- WHAT YOU SHOULD DO:
Return only the number of lines that hold "content".

* Start *

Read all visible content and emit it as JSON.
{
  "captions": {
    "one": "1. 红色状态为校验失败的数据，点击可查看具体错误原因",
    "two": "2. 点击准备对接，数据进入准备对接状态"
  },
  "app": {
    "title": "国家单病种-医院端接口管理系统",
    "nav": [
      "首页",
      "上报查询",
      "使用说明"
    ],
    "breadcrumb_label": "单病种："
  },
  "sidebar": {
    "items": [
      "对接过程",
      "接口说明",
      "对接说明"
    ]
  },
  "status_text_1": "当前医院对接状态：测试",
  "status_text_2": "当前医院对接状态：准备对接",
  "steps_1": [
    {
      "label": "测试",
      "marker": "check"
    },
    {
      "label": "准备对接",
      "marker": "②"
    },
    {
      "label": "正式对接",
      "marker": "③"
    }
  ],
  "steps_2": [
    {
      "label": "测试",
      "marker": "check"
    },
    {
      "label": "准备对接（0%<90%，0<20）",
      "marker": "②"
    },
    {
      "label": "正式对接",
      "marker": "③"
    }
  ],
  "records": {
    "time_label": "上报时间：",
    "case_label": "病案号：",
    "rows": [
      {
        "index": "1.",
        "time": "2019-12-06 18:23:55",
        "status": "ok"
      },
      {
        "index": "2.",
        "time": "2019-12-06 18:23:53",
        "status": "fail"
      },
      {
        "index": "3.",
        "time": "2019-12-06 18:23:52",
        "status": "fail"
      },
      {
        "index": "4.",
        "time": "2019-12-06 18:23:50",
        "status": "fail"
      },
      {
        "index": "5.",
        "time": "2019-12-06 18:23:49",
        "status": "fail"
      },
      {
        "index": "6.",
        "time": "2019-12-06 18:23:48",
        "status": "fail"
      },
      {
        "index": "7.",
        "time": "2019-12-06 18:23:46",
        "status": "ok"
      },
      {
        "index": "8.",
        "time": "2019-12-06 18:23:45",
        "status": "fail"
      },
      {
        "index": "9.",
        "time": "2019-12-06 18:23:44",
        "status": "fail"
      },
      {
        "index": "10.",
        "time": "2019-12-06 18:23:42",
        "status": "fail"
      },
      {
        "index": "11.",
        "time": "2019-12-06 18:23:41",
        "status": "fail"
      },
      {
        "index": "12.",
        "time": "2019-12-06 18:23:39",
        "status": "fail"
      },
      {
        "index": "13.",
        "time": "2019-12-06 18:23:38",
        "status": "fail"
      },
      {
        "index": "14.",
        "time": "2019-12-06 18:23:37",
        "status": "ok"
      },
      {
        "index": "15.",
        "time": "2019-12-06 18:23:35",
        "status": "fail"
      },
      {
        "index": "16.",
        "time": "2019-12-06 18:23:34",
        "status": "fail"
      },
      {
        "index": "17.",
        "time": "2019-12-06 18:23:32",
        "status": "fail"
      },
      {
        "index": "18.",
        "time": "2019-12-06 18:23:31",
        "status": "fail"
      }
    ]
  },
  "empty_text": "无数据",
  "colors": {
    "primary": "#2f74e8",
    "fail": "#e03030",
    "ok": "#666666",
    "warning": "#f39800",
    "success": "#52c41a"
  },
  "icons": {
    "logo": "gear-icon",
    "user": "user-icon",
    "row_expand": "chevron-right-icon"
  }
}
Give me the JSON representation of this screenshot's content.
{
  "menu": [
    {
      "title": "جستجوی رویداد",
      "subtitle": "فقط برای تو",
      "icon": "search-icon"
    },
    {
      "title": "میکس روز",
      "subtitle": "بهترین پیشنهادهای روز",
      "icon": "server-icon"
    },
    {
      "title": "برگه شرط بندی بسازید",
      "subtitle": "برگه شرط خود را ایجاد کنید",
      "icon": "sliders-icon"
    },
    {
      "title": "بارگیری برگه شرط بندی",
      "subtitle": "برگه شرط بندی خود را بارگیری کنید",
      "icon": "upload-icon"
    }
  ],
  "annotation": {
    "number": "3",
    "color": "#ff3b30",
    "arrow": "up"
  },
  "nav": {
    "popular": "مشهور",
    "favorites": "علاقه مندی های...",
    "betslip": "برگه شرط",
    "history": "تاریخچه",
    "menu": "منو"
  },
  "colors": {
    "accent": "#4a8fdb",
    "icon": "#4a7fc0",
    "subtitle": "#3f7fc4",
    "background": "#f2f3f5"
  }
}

* End *

- FULL OUTPUT:
2